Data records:

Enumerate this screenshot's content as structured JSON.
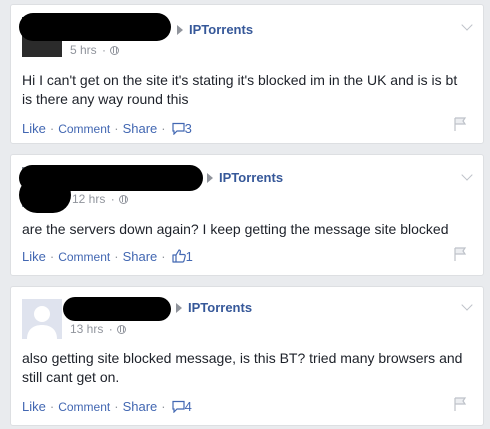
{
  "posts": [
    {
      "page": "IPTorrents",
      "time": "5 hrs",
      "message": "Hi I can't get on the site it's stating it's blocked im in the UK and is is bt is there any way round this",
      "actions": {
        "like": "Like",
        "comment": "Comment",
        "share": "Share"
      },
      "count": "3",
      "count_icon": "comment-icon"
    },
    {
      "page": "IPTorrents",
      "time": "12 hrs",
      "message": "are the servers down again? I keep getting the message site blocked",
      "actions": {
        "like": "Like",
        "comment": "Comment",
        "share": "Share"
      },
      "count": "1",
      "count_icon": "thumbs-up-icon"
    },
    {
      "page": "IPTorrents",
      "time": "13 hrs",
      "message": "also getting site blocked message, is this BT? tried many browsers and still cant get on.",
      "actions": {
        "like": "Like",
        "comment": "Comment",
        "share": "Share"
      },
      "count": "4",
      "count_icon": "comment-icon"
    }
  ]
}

● Instructions to follow:
Restate each of the entries above word for word and skip every image.

● Output of the exercise:
Enumerate this screenshot's content as structured JSON.
{
  "posts": [
    {
      "page": "IPTorrents",
      "time": "5 hrs",
      "message": "Hi I can't get on the site it's stating it's blocked im in the UK and is is bt is there any way round this",
      "actions": {
        "like": "Like",
        "comment": "Comment",
        "share": "Share"
      },
      "count": "3",
      "count_icon": "comment-icon"
    },
    {
      "page": "IPTorrents",
      "time": "12 hrs",
      "message": "are the servers down again? I keep getting the message site blocked",
      "actions": {
        "like": "Like",
        "comment": "Comment",
        "share": "Share"
      },
      "count": "1",
      "count_icon": "thumbs-up-icon"
    },
    {
      "page": "IPTorrents",
      "time": "13 hrs",
      "message": "also getting site blocked message, is this BT? tried many browsers and still cant get on.",
      "actions": {
        "like": "Like",
        "comment": "Comment",
        "share": "Share"
      },
      "count": "4",
      "count_icon": "comment-icon"
    }
  ]
}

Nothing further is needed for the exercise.